**Exercise description:** Gather the lines from the material that contain "METANO".

**Given information:**

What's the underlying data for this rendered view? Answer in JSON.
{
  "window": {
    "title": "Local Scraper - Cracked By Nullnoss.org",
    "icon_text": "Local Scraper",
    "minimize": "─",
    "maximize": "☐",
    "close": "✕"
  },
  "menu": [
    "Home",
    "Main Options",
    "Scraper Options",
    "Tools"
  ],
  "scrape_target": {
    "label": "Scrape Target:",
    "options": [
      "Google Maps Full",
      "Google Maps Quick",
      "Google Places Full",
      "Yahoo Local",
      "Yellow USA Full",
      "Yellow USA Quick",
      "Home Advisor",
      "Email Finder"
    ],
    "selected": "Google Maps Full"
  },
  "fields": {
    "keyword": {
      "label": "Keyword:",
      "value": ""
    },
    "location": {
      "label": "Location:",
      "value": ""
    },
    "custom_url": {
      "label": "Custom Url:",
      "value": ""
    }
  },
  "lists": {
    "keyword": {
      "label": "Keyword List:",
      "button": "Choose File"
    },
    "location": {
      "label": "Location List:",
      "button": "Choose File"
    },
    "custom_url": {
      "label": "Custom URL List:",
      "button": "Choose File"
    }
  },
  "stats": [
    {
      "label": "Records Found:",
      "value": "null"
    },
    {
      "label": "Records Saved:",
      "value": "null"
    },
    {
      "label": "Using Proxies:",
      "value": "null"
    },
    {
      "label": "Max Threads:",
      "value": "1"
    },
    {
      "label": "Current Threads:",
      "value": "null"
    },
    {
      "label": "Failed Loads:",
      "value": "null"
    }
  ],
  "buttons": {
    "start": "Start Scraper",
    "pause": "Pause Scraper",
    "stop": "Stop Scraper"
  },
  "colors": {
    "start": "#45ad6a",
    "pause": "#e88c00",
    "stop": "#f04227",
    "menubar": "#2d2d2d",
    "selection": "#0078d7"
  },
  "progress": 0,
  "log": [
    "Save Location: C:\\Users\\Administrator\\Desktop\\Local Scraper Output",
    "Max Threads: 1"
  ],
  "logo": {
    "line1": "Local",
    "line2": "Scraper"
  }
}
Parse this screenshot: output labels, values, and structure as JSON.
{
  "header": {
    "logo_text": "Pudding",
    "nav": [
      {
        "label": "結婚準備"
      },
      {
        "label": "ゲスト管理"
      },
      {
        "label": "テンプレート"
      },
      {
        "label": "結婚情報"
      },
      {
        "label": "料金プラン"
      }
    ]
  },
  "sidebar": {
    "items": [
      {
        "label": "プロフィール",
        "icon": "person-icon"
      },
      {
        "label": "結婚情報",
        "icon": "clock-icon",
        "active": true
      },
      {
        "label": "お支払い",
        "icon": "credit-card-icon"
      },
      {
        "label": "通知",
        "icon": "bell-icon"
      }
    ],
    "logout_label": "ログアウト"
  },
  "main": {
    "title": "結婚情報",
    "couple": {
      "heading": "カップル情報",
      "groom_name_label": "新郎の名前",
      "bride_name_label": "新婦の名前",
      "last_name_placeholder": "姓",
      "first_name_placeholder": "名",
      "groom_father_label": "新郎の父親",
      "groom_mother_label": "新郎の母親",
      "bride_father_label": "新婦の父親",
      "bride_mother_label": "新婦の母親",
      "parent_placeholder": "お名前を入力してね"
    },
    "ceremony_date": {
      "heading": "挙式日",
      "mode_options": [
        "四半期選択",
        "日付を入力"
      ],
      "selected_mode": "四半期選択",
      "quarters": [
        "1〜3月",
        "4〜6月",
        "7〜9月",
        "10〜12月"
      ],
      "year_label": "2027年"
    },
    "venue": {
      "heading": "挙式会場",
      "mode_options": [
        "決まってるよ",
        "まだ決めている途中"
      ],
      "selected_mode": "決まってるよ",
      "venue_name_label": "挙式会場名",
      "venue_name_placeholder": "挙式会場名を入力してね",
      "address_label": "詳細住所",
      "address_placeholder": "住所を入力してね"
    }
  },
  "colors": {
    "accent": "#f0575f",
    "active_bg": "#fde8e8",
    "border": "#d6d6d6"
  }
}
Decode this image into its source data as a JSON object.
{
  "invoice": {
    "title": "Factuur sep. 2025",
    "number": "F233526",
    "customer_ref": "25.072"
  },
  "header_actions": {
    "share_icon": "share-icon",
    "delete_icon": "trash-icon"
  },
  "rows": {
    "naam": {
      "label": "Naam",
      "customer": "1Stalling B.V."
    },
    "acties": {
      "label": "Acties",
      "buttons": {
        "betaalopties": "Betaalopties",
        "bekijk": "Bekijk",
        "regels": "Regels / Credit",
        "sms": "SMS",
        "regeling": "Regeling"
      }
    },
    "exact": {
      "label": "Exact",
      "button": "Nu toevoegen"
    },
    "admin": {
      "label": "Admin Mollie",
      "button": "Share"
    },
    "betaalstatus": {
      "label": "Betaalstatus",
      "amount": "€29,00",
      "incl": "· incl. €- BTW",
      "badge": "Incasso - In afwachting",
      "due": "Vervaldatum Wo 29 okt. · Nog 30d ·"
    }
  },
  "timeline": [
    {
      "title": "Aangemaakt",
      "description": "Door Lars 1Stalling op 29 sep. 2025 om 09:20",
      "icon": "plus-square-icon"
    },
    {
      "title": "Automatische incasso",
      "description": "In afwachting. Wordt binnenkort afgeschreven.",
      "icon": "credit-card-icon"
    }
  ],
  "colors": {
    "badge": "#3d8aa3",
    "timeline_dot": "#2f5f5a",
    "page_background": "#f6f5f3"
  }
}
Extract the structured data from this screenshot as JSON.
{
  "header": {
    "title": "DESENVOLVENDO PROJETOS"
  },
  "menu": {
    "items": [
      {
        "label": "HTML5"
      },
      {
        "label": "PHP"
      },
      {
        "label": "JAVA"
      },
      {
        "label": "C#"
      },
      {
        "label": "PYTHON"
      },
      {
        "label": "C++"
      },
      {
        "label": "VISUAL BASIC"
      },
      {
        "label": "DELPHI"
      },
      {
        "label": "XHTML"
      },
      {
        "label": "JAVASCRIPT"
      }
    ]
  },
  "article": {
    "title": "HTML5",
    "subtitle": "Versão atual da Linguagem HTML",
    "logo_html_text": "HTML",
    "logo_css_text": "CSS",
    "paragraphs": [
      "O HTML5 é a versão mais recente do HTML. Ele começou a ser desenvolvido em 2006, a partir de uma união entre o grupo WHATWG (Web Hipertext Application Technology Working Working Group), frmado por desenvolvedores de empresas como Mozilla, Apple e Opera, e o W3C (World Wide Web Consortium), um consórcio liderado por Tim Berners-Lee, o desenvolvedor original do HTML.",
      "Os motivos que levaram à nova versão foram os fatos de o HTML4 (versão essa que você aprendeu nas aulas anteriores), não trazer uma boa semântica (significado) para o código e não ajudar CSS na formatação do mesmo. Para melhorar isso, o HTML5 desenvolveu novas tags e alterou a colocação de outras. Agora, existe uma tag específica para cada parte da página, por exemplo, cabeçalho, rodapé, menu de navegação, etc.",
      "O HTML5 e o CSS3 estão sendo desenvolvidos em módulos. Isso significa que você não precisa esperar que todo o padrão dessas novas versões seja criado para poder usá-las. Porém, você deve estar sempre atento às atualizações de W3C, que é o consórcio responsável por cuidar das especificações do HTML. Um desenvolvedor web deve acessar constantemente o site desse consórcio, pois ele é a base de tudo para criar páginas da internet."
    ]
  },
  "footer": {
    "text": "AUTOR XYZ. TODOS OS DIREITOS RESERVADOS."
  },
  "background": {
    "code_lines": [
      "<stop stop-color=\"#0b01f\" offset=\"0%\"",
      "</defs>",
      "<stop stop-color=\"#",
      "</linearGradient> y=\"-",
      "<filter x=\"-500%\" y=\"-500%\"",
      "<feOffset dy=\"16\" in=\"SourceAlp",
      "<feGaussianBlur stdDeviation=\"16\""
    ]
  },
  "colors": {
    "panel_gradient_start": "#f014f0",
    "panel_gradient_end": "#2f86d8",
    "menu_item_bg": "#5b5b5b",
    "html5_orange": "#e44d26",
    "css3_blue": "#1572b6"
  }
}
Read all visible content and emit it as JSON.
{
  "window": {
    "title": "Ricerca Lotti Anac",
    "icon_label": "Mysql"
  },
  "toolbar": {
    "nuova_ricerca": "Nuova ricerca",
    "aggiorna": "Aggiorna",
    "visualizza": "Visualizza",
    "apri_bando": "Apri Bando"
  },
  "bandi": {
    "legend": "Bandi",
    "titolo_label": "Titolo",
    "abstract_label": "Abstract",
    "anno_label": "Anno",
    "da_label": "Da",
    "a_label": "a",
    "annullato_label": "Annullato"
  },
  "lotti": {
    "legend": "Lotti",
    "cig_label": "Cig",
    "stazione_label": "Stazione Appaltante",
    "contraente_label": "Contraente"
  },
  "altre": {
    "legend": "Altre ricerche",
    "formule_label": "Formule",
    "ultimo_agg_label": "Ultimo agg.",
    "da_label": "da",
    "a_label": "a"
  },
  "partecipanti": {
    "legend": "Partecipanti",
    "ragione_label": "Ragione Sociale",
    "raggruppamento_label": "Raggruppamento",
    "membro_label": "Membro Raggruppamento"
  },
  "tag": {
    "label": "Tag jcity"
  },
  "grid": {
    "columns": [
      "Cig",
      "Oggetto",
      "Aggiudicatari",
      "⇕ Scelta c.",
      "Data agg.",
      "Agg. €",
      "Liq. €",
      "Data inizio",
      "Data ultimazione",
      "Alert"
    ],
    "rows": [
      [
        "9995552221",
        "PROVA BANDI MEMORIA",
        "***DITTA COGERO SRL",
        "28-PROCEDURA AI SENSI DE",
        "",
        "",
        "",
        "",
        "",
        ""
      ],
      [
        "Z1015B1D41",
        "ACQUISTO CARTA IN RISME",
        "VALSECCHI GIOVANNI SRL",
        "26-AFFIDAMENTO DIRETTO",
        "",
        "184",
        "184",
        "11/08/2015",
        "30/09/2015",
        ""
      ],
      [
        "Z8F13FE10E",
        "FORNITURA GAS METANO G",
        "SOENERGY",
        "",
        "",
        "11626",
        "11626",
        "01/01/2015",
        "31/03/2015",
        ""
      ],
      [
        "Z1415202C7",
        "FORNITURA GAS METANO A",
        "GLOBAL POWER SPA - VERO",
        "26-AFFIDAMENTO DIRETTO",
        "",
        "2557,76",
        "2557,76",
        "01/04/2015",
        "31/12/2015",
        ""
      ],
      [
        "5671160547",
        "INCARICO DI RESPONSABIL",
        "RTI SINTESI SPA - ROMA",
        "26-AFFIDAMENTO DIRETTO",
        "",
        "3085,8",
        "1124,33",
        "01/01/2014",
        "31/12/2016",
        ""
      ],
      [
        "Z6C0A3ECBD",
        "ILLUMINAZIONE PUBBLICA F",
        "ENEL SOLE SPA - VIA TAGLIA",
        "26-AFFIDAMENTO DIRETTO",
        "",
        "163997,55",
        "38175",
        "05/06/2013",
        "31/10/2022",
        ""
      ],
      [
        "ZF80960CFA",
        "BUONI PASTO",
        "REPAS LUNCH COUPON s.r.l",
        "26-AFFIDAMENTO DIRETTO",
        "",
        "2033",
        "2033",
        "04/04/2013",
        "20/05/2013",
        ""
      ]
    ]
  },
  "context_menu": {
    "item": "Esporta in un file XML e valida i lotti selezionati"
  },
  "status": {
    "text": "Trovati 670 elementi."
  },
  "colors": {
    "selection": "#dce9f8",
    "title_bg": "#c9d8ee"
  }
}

**Result for this exercise:**
        "FORNITURA GAS METANO G",
        "FORNITURA GAS METANO A",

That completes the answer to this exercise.